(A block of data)

★ ★ ★ ★ ★

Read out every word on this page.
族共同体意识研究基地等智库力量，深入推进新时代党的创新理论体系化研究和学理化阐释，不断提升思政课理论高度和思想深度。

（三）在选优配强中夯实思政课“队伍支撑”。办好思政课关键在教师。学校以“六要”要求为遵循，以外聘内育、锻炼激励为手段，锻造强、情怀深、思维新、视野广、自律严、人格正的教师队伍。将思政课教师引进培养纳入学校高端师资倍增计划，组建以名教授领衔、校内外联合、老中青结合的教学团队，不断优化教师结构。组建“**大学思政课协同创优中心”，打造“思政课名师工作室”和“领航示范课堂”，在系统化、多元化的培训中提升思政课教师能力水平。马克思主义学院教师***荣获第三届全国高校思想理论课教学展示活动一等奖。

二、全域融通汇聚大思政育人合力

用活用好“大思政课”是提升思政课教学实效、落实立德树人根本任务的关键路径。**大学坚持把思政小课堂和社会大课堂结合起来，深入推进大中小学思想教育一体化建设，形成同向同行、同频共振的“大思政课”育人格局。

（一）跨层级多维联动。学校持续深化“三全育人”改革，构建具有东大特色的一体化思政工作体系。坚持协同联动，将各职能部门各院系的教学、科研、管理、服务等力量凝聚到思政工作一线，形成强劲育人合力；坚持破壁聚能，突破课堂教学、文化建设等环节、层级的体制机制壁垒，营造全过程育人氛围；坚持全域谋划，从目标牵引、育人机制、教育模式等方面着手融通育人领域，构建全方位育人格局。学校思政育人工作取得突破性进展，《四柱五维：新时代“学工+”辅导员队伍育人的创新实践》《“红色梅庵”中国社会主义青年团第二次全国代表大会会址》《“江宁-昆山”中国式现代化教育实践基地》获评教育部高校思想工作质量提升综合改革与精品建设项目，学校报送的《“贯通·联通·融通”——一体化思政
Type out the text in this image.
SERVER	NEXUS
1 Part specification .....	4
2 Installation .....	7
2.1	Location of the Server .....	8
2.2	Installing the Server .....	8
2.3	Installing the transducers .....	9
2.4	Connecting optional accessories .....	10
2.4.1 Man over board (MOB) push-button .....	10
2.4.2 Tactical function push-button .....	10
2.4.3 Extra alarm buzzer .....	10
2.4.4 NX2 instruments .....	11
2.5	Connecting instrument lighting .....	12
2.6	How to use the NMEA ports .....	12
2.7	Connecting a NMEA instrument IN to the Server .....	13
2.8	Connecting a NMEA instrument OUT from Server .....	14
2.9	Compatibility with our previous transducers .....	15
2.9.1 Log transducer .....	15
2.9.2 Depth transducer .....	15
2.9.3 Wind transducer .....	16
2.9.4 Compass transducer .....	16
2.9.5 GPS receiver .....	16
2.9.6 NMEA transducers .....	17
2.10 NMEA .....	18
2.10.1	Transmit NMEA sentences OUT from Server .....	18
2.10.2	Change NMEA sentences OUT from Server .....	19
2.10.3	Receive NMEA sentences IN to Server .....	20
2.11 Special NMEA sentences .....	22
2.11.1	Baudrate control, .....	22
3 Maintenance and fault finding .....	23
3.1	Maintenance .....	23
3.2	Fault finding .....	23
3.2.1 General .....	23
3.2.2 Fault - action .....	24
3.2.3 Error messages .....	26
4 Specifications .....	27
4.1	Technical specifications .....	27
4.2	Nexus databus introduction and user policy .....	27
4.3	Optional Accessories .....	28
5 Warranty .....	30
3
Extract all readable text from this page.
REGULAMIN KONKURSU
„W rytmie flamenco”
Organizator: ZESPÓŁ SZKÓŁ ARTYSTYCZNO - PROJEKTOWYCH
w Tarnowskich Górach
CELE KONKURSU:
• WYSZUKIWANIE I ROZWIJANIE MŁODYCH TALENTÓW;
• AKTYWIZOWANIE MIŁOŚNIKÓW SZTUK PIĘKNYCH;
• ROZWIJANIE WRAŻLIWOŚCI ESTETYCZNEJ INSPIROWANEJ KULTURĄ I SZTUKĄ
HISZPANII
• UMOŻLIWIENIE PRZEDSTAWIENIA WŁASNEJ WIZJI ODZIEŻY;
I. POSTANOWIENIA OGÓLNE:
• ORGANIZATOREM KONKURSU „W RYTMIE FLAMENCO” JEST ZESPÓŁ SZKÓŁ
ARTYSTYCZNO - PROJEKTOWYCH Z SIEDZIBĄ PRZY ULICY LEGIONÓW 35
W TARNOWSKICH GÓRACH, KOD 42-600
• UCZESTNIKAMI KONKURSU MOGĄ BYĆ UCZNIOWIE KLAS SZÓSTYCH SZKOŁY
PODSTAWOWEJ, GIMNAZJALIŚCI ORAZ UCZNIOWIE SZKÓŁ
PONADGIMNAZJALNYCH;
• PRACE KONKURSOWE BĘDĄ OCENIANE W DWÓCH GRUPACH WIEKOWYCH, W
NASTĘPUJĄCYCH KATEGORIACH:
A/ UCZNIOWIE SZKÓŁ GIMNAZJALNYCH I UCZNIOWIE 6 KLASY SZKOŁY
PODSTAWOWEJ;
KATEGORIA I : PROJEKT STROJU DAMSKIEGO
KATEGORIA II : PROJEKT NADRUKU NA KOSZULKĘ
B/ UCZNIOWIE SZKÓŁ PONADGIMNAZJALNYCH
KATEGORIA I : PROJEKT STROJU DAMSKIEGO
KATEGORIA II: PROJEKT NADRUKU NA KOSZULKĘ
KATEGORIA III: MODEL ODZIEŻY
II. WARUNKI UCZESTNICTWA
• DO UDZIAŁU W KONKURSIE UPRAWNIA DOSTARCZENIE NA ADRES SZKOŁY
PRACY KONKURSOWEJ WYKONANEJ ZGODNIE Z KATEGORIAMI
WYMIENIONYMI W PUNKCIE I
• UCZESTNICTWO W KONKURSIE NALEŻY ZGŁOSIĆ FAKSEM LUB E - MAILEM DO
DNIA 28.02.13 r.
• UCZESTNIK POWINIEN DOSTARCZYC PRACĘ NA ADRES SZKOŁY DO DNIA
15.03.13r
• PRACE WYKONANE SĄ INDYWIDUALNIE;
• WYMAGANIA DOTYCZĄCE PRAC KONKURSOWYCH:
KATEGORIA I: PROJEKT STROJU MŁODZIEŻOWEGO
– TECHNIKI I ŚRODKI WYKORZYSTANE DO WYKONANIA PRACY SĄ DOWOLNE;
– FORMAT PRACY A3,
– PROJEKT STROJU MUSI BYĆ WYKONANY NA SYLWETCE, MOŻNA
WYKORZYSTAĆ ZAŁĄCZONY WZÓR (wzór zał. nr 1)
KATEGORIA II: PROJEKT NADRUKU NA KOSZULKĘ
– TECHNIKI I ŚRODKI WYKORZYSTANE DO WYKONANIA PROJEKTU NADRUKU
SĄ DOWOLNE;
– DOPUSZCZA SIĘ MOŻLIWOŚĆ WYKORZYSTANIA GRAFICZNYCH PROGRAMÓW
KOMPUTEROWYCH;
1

★ ★ ★ ★ ★

Requirement >>
Print all the data exactly.

Full response >>
Read out every word on this page.
族共同体意识研究基地等智库力量，深入推进新时代党的创新理论体系化研究和学理化阐释，不断提升思政课理论高度和思想深度。

（三）在选优配强中夯实思政课“队伍支撑”。办好思政课关键在教师。学校以“六要”要求为遵循，以外聘内育、锻炼激励为手段，锻造强、情怀深、思维新、视野广、自律严、人格正的教师队伍。将思政课教师引进培养纳入学校高端师资倍增计划，组建以名教授领衔、校内外联合、老中青结合的教学团队，不断优化教师结构。组建“**大学思政课协同创优中心”，打造“思政课名师工作室”和“领航示范课堂”，在系统化、多元化的培训中提升思政课教师能力水平。马克思主义学院教师***荣获第三届全国高校思想理论课教学展示活动一等奖。

二、全域融通汇聚大思政育人合力

用活用好“大思政课”是提升思政课教学实效、落实立德树人根本任务的关键路径。**大学坚持把思政小课堂和社会大课堂结合起来，深入推进大中小学思想教育一体化建设，形成同向同行、同频共振的“大思政课”育人格局。

（一）跨层级多维联动。学校持续深化“三全育人”改革，构建具有东大特色的一体化思政工作体系。坚持协同联动，将各职能部门各院系的教学、科研、管理、服务等力量凝聚到思政工作一线，形成强劲育人合力；坚持破壁聚能，突破课堂教学、文化建设等环节、层级的体制机制壁垒，营造全过程育人氛围；坚持全域谋划，从目标牵引、育人机制、教育模式等方面着手融通育人领域，构建全方位育人格局。学校思政育人工作取得突破性进展，《四柱五维：新时代“学工+”辅导员队伍育人的创新实践》《“红色梅庵”中国社会主义青年团第二次全国代表大会会址》《“江宁-昆山”中国式现代化教育实践基地》获评教育部高校思想工作质量提升综合改革与精品建设项目，学校报送的《“贯通·联通·融通”——一体化思政
Type out the text in this image.
SERVER	NEXUS
1 Part specification .....	4
2 Installation .....	7
2.1	Location of the Server .....	8
2.2	Installing the Server .....	8
2.3	Installing the transducers .....	9
2.4	Connecting optional accessories .....	10
2.4.1 Man over board (MOB) push-button .....	10
2.4.2 Tactical function push-button .....	10
2.4.3 Extra alarm buzzer .....	10
2.4.4 NX2 instruments .....	11
2.5	Connecting instrument lighting .....	12
2.6	How to use the NMEA ports .....	12
2.7	Connecting a NMEA instrument IN to the Server .....	13
2.8	Connecting a NMEA instrument OUT from Server .....	14
2.9	Compatibility with our previous transducers .....	15
2.9.1 Log transducer .....	15
2.9.2 Depth transducer .....	15
2.9.3 Wind transducer .....	16
2.9.4 Compass transducer .....	16
2.9.5 GPS receiver .....	16
2.9.6 NMEA transducers .....	17
2.10 NMEA .....	18
2.10.1	Transmit NMEA sentences OUT from Server .....	18
2.10.2	Change NMEA sentences OUT from Server .....	19
2.10.3	Receive NMEA sentences IN to Server .....	20
2.11 Special NMEA sentences .....	22
2.11.1	Baudrate control, .....	22
3 Maintenance and fault finding .....	23
3.1	Maintenance .....	23
3.2	Fault finding .....	23
3.2.1 General .....	23
3.2.2 Fault - action .....	24
3.2.3 Error messages .....	26
4 Specifications .....	27
4.1	Technical specifications .....	27
4.2	Nexus databus introduction and user policy .....	27
4.3	Optional Accessories .....	28
5 Warranty .....	30
3
Extract all readable text from this page.
REGULAMIN KONKURSU
„W rytmie flamenco”
Organizator: ZESPÓŁ SZKÓŁ ARTYSTYCZNO - PROJEKTOWYCH
w Tarnowskich Górach
CELE KONKURSU:
• WYSZUKIWANIE I ROZWIJANIE MŁODYCH TALENTÓW;
• AKTYWIZOWANIE MIŁOŚNIKÓW SZTUK PIĘKNYCH;
• ROZWIJANIE WRAŻLIWOŚCI ESTETYCZNEJ INSPIROWANEJ KULTURĄ I SZTUKĄ
HISZPANII
• UMOŻLIWIENIE PRZEDSTAWIENIA WŁASNEJ WIZJI ODZIEŻY;
I. POSTANOWIENIA OGÓLNE:
• ORGANIZATOREM KONKURSU „W RYTMIE FLAMENCO” JEST ZESPÓŁ SZKÓŁ
ARTYSTYCZNO - PROJEKTOWYCH Z SIEDZIBĄ PRZY ULICY LEGIONÓW 35
W TARNOWSKICH GÓRACH, KOD 42-600
• UCZESTNIKAMI KONKURSU MOGĄ BYĆ UCZNIOWIE KLAS SZÓSTYCH SZKOŁY
PODSTAWOWEJ, GIMNAZJALIŚCI ORAZ UCZNIOWIE SZKÓŁ
PONADGIMNAZJALNYCH;
• PRACE KONKURSOWE BĘDĄ OCENIANE W DWÓCH GRUPACH WIEKOWYCH, W
NASTĘPUJĄCYCH KATEGORIACH:
A/ UCZNIOWIE SZKÓŁ GIMNAZJALNYCH I UCZNIOWIE 6 KLASY SZKOŁY
PODSTAWOWEJ;
KATEGORIA I : PROJEKT STROJU DAMSKIEGO
KATEGORIA II : PROJEKT NADRUKU NA KOSZULKĘ
B/ UCZNIOWIE SZKÓŁ PONADGIMNAZJALNYCH
KATEGORIA I : PROJEKT STROJU DAMSKIEGO
KATEGORIA II: PROJEKT NADRUKU NA KOSZULKĘ
KATEGORIA III: MODEL ODZIEŻY
II. WARUNKI UCZESTNICTWA
• DO UDZIAŁU W KONKURSIE UPRAWNIA DOSTARCZENIE NA ADRES SZKOŁY
PRACY KONKURSOWEJ WYKONANEJ ZGODNIE Z KATEGORIAMI
WYMIENIONYMI W PUNKCIE I
• UCZESTNICTWO W KONKURSIE NALEŻY ZGŁOSIĆ FAKSEM LUB E - MAILEM DO
DNIA 28.02.13 r.
• UCZESTNIK POWINIEN DOSTARCZYC PRACĘ NA ADRES SZKOŁY DO DNIA
15.03.13r
• PRACE WYKONANE SĄ INDYWIDUALNIE;
• WYMAGANIA DOTYCZĄCE PRAC KONKURSOWYCH:
KATEGORIA I: PROJEKT STROJU MŁODZIEŻOWEGO
– TECHNIKI I ŚRODKI WYKORZYSTANE DO WYKONANIA PRACY SĄ DOWOLNE;
– FORMAT PRACY A3,
– PROJEKT STROJU MUSI BYĆ WYKONANY NA SYLWETCE, MOŻNA
WYKORZYSTAĆ ZAŁĄCZONY WZÓR (wzór zał. nr 1)
KATEGORIA II: PROJEKT NADRUKU NA KOSZULKĘ
– TECHNIKI I ŚRODKI WYKORZYSTANE DO WYKONANIA PROJEKTU NADRUKU
SĄ DOWOLNE;
– DOPUSZCZA SIĘ MOŻLIWOŚĆ WYKORZYSTANIA GRAFICZNYCH PROGRAMÓW
KOMPUTEROWYCH;
1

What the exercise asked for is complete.